- **Directions for this task**: Each line containing the word "chevron" should be found and copied.

======== Supplied entries

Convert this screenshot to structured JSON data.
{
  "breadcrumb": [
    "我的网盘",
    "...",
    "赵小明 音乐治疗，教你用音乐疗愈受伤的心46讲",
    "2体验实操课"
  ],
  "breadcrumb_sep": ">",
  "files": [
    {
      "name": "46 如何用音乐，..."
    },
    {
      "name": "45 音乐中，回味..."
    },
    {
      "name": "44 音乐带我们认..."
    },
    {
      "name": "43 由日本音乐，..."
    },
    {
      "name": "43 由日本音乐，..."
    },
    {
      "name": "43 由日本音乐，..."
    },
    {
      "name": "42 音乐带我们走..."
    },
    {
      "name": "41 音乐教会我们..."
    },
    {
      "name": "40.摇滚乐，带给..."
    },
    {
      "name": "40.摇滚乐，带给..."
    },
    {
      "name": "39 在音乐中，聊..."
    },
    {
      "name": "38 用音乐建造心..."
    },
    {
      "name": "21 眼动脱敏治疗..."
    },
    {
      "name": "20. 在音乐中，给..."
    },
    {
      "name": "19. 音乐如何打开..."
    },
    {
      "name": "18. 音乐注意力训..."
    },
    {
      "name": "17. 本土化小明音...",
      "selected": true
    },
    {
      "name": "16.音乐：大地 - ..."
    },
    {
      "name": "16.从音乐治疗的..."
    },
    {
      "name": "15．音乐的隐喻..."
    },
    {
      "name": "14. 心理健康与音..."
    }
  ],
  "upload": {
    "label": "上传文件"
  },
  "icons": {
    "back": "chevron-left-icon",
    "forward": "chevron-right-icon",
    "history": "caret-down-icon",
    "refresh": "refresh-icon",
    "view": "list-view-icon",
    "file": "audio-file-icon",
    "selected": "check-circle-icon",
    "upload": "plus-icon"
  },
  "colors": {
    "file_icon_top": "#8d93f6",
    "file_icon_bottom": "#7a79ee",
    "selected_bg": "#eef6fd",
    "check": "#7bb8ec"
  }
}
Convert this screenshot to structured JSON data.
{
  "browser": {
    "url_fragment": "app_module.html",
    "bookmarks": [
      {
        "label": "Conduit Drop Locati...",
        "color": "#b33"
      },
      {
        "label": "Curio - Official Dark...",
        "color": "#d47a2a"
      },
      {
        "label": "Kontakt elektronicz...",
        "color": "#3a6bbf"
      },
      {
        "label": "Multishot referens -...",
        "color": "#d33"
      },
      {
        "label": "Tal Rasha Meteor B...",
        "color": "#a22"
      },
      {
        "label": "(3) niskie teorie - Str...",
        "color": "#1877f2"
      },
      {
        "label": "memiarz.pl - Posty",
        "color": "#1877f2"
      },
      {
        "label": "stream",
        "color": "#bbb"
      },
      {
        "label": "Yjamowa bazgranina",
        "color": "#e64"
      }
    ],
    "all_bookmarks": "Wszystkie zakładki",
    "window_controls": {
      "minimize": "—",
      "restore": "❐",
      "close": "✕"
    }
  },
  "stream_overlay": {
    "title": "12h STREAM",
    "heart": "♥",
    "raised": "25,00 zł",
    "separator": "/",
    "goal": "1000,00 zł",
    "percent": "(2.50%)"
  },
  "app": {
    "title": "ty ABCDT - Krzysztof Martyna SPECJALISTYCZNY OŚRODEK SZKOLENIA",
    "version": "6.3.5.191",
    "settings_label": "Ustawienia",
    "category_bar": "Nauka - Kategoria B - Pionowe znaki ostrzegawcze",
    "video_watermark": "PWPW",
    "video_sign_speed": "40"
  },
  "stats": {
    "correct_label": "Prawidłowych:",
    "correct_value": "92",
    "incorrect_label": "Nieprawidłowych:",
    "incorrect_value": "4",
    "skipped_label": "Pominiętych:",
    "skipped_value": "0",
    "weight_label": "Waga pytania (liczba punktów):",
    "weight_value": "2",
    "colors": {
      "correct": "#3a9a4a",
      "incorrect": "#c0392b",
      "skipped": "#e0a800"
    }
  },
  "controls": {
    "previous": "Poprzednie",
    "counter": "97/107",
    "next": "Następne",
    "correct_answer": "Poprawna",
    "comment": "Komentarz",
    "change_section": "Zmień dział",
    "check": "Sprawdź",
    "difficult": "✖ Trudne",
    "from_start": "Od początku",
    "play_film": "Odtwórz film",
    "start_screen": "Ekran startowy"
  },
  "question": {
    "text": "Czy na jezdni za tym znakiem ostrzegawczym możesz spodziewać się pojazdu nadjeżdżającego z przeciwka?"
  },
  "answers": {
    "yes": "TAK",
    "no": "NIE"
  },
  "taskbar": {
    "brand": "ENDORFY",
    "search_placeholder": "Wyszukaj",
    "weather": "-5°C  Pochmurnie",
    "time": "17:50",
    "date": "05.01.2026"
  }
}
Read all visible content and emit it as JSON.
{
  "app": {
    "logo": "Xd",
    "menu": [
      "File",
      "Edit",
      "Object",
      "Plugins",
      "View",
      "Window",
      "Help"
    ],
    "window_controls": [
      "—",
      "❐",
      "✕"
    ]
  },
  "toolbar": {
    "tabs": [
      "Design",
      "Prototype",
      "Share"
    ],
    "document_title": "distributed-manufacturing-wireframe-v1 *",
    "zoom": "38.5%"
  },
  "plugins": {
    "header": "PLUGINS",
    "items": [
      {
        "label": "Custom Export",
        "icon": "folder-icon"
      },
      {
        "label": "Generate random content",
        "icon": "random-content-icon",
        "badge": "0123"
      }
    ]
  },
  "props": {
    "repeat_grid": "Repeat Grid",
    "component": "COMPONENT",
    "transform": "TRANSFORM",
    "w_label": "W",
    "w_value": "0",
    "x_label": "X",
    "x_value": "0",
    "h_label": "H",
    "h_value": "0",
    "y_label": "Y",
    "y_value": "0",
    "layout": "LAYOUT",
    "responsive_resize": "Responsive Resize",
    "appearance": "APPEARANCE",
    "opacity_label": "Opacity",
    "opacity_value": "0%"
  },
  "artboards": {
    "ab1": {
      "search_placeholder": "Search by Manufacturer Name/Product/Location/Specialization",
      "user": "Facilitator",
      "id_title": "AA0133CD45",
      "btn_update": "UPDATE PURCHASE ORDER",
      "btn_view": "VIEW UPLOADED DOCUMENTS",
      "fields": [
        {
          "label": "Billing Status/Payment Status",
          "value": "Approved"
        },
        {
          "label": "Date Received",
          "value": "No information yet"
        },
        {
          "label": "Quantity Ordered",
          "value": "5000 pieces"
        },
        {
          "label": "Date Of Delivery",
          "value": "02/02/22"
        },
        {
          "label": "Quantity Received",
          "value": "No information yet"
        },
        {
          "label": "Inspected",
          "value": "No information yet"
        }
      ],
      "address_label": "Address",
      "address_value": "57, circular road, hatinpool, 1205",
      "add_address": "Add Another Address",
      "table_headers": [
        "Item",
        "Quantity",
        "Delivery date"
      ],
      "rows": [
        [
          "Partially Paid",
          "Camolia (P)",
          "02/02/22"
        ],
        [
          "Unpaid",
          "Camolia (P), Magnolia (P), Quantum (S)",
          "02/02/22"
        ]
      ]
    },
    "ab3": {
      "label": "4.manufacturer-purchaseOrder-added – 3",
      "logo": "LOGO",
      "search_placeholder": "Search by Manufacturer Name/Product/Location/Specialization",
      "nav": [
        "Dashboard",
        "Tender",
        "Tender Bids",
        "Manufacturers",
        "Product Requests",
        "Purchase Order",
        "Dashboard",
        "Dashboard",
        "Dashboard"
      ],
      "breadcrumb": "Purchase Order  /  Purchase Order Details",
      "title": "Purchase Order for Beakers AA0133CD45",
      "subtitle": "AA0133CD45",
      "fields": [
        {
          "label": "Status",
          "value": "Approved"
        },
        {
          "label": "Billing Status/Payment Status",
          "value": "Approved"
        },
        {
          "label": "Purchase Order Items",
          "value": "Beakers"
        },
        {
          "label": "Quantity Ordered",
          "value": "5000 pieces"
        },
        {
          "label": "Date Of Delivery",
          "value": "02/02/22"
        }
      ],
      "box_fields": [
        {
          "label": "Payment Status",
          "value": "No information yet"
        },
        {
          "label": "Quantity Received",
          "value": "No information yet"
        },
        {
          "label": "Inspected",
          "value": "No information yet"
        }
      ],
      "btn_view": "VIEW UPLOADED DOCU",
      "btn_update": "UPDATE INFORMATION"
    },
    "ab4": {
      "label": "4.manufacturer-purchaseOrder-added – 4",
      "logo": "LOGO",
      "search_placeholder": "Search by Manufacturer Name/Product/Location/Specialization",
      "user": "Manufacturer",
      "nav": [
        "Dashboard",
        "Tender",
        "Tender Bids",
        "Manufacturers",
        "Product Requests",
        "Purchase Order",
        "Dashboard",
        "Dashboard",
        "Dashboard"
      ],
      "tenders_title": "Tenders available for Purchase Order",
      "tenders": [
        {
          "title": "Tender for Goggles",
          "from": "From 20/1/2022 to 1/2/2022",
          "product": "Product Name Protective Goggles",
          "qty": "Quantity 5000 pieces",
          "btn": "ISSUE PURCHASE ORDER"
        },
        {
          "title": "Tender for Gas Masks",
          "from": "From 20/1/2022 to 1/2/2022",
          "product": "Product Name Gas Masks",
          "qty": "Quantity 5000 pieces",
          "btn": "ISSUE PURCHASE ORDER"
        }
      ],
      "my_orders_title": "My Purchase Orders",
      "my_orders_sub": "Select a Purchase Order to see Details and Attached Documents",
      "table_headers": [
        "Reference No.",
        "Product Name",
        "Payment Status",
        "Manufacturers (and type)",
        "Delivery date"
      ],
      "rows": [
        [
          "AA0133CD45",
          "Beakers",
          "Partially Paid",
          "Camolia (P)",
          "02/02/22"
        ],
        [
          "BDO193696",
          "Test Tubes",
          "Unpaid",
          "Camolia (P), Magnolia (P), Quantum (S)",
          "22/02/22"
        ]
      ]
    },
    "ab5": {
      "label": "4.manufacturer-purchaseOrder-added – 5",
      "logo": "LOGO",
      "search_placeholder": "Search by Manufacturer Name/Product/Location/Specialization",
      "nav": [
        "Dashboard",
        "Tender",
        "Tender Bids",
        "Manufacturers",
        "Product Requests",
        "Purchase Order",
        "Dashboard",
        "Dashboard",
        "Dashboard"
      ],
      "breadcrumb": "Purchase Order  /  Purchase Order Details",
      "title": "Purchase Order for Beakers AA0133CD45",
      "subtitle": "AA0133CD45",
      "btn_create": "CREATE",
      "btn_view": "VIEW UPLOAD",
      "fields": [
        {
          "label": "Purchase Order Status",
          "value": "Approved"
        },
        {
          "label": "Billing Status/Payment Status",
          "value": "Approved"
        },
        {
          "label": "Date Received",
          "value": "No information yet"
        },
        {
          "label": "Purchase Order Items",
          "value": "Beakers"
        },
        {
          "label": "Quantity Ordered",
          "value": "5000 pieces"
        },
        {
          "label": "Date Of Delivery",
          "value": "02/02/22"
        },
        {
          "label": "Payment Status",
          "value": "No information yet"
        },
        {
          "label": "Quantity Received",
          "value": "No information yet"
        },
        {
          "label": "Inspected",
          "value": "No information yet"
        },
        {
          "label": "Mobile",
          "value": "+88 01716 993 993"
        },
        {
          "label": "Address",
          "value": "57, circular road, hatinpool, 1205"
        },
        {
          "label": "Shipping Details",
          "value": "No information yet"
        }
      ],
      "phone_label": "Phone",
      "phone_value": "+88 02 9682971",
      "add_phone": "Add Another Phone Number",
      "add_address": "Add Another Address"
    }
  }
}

================

- **Full answer**:
    "back": "chevron-left-icon",
    "forward": "chevron-right-icon",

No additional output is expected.